(Stored data entries)

--------------------

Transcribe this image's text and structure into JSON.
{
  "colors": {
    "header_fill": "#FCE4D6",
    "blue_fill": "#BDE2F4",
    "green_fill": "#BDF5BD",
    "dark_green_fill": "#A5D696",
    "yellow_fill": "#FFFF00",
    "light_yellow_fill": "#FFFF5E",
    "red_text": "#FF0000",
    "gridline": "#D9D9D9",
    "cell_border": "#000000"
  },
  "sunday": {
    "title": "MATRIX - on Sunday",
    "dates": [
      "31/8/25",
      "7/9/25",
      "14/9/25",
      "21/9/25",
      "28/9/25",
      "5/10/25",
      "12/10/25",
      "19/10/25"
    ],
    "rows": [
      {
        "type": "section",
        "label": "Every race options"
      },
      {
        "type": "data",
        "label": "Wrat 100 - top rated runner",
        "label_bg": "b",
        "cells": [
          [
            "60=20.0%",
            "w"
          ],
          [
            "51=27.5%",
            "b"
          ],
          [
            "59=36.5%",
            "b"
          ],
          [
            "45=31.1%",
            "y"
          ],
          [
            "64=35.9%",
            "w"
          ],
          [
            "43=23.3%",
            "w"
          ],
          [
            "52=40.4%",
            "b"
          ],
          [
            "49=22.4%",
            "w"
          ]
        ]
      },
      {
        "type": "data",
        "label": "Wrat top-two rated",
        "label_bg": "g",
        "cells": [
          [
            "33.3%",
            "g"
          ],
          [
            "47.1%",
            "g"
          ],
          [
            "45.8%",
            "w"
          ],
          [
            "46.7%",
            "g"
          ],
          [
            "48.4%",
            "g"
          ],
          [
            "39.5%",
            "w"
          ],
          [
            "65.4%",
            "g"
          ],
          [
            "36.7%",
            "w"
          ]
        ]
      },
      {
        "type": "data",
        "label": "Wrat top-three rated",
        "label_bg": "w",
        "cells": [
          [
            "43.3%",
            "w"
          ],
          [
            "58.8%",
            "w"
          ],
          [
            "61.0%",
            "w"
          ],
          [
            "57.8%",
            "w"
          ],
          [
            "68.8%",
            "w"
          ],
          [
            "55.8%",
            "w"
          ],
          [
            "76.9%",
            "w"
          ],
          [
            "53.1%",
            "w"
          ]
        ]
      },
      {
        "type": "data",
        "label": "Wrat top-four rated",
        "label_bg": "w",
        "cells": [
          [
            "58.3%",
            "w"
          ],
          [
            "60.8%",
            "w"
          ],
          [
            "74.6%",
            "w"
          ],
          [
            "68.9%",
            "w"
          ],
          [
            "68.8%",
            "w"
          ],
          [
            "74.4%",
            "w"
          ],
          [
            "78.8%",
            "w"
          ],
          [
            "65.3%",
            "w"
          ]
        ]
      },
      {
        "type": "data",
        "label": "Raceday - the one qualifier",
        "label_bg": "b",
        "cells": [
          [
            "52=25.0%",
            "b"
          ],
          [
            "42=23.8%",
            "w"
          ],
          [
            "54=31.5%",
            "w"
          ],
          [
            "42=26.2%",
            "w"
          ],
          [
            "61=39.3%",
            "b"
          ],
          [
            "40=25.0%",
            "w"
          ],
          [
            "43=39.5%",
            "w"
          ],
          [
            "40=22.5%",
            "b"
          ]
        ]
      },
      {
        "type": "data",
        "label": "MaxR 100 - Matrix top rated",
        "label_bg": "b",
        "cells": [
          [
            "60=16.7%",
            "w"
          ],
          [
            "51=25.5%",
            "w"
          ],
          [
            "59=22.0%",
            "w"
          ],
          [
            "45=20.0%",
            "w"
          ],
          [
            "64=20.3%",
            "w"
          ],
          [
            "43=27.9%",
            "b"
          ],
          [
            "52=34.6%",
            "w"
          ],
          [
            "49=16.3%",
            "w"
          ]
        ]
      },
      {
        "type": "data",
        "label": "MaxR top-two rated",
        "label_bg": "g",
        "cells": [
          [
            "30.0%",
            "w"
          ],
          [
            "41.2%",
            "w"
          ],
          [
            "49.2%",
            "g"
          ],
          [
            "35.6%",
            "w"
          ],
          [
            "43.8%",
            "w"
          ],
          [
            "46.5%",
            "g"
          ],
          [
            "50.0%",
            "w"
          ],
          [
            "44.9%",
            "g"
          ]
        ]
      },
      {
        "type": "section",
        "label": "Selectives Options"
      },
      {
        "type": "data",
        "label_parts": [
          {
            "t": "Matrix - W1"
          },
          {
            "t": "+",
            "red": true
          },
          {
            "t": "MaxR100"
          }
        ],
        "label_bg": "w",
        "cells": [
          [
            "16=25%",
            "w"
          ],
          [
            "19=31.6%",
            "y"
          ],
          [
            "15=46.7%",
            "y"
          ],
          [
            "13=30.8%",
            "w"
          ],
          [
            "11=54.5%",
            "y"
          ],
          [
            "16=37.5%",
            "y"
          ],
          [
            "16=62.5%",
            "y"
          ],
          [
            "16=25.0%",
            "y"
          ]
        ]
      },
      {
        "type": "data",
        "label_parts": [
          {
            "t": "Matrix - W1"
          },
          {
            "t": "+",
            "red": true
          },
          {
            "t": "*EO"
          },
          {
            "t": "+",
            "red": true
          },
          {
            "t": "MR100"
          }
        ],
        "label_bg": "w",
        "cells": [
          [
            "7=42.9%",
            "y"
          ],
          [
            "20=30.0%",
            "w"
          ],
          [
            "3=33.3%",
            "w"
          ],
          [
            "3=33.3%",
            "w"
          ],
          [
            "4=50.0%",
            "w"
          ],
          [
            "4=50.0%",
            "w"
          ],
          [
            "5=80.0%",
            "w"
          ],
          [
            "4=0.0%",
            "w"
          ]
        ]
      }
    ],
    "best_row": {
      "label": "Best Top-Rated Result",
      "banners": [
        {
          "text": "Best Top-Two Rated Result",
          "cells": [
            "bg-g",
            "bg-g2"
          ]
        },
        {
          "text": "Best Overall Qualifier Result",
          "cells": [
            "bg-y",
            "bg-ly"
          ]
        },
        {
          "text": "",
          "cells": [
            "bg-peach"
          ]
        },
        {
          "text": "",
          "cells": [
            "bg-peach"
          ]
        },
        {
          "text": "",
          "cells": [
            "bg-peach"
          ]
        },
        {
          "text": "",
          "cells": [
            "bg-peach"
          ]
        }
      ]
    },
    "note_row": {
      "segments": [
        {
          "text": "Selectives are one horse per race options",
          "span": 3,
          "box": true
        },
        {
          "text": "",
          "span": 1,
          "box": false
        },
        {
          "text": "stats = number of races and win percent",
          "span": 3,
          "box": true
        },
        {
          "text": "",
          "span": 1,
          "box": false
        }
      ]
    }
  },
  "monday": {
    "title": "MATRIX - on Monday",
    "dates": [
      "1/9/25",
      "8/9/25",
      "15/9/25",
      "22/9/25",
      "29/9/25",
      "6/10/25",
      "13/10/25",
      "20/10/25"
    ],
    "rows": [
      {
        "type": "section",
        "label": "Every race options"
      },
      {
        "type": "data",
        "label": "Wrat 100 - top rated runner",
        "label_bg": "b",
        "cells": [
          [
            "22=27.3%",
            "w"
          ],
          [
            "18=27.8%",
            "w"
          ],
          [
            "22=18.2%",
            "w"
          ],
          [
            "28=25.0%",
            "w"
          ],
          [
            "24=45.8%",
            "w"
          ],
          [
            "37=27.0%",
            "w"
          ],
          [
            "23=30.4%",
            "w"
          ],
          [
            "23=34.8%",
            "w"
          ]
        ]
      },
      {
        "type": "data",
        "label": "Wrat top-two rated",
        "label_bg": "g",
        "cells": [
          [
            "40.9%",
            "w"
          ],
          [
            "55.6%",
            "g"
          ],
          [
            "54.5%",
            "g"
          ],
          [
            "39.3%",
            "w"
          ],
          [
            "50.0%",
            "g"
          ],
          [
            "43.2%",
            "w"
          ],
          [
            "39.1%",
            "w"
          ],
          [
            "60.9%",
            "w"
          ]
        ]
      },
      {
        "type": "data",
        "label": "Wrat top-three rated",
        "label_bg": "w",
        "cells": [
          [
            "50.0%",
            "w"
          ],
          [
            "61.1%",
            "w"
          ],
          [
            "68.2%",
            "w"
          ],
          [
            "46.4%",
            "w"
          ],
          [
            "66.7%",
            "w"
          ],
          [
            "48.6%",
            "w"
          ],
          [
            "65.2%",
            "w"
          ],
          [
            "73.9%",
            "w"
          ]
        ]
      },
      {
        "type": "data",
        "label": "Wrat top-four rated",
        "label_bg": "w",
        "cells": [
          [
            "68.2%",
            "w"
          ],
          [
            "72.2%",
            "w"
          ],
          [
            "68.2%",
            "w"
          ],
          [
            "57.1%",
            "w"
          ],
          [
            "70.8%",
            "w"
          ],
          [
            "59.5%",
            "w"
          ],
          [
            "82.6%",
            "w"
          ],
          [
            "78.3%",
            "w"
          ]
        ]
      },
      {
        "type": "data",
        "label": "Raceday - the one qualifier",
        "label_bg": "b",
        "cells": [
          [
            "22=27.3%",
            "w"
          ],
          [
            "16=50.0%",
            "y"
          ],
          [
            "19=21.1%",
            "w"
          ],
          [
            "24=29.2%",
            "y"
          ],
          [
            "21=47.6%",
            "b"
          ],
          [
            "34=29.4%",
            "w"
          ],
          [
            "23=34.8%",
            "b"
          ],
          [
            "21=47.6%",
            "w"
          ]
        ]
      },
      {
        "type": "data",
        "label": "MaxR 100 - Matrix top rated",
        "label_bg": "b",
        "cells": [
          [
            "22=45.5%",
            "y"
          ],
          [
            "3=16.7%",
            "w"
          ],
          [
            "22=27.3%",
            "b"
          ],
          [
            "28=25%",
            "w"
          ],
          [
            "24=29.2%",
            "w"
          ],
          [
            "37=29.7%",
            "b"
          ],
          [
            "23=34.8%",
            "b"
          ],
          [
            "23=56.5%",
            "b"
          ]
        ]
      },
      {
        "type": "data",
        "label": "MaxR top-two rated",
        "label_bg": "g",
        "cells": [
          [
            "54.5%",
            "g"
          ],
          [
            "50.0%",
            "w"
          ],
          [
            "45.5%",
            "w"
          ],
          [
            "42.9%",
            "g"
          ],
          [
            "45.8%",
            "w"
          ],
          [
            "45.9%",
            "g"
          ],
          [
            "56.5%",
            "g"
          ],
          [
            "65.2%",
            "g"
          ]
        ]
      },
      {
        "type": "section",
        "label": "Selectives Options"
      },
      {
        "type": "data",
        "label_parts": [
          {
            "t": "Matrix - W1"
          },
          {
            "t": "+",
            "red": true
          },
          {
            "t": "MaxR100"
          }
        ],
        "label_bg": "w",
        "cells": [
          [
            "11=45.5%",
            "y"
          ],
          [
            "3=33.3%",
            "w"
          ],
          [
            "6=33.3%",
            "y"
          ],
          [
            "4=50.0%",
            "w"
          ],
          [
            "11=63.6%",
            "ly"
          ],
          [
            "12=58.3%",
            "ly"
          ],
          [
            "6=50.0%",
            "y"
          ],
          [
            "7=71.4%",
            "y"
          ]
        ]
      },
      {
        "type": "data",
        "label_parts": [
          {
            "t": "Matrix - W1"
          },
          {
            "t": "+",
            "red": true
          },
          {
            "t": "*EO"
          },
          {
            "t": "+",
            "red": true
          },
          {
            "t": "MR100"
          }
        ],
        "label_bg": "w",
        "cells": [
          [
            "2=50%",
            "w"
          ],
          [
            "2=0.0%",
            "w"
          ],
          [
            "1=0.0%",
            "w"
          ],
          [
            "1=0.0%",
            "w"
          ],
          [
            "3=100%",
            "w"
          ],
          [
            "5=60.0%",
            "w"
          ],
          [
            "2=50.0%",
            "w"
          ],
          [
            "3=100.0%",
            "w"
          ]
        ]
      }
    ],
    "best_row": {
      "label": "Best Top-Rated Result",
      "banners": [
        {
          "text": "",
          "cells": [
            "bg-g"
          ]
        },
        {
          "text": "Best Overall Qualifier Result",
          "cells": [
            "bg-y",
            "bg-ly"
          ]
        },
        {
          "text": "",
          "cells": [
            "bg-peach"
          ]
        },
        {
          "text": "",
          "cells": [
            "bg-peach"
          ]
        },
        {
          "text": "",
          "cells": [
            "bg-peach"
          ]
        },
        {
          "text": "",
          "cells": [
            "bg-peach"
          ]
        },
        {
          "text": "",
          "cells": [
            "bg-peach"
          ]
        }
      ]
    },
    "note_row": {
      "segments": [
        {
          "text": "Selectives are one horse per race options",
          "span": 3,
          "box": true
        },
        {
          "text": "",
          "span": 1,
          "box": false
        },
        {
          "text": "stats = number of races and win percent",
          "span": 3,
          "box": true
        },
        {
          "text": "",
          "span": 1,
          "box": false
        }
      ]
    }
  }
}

--------------------

Determine how many of the lines above hold the word "title", and output that number by itself.

- [WRITTEN REPLY] 2